§ Supplied passage
----
Fixed, also in other places in that function.



> > +    }
> > +
> > +    devices = av_malloc_array(num, sizeof(VkPhysicalDevice));
> > +    if (!devices)
> > +        return AVERROR(ENOMEM);
> > +
> > +    ret = vkEnumeratePhysicalDevices(hwctx->inst, &num, devices);
> > +    if (ret != VK_SUCCESS) {
> > +        av_log(ctx, AV_LOG_ERROR, "Failed enumerating devices: %s\n",
> > +               vk_ret2str(ret));
> > +        err = AVERROR_EXTERNAL;
> > +        goto end;
> > +    }
> > +
> > +    prop = av_malloc_array(num, sizeof(VkPhysicalDeviceProperties));
> > +    if (!prop) {
> > +        err = AVERROR(ENOMEM);
> > +        goto end;
> > +    }
> > +
> > +    av_log(ctx, AV_LOG_VERBOSE, "GPU listing:\n");
> > +    for (int i = 0; i < num; i++) {
> > +        vkGetPhysicalDeviceProperties(devices[i], &prop[i]);
> > +        av_log(ctx, AV_LOG_VERBOSE, "    %d: %s (%s) (0x%x)\n", i,
> prop[i].deviceName,
>                                                          ^ "%#x" (and
> below)
----
Answer these about the code review excerpt:
(a) What value does the code return if allocating the `devices` array fails?
(b) At what log level is the "Failed enumerating devices" message written?
(c) Which format specifier does the reviewer suggest for the hex value in the GPU listing?
----
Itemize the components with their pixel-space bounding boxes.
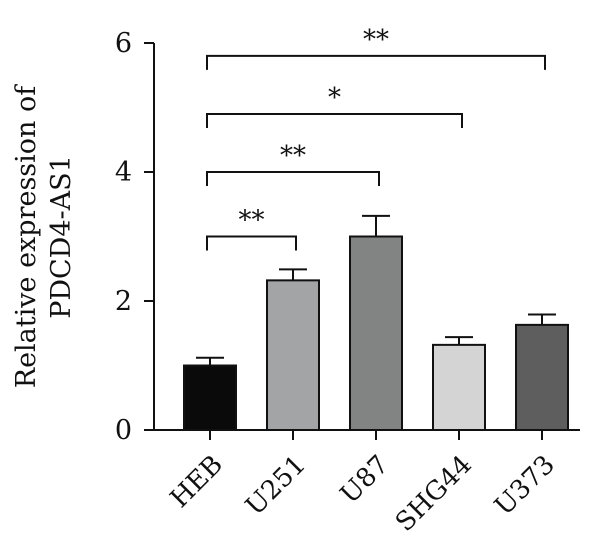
y-tick-label: 4 [115,157,132,188]
bar-shg44 [432,343,486,431]
category-label: SHG44 [390,450,478,538]
significance-bracket [206,235,297,251]
y-tick-label: 6 [115,28,132,59]
category-label: U251 [240,450,312,522]
significance-label: ** [363,25,389,55]
category-label: HEB [165,450,229,514]
y-axis-label: Relative expression of [11,84,42,389]
significance-bracket [206,171,380,186]
y-axis-label: PDCD4-AS1 [46,155,77,319]
significance-bracket [206,54,546,70]
y-tick-label: 2 [115,286,132,317]
significance-label: ** [239,206,265,236]
bar-u87 [349,235,403,431]
y-tick-label: 0 [115,415,132,446]
bar-heb [183,364,237,431]
bar-u251 [266,279,320,431]
significance-bracket [206,112,463,128]
significance-label: ** [280,141,306,171]
bar-u373 [515,323,569,431]
significance-label: * [328,83,341,113]
category-label: U87 [335,450,395,510]
category-label: U373 [489,450,561,522]
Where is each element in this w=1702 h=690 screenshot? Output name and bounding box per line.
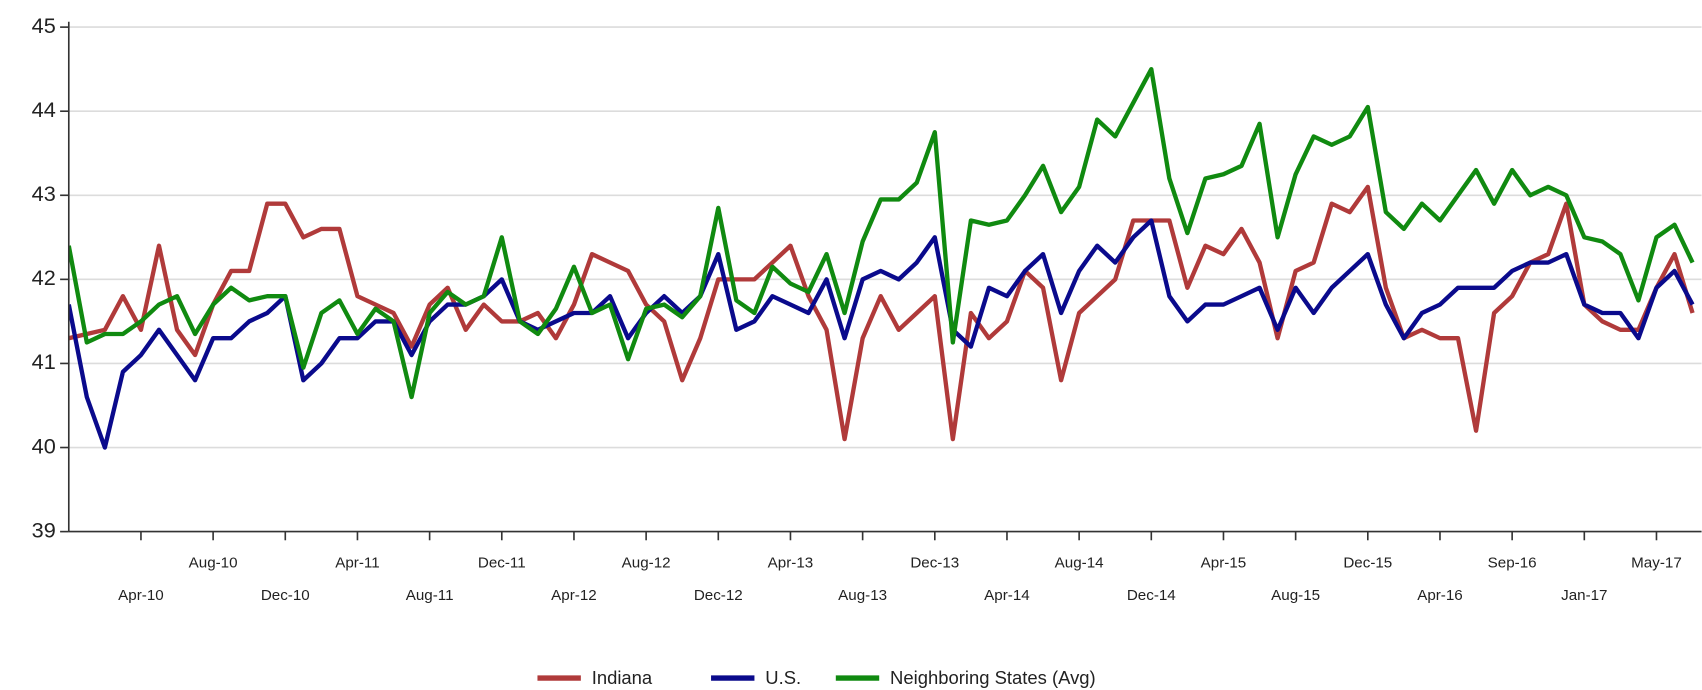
----
§ Written response
(a) `AVERROR(ENOMEM)`
(b) `AV_LOG_ERROR`
(c) `"%#x"`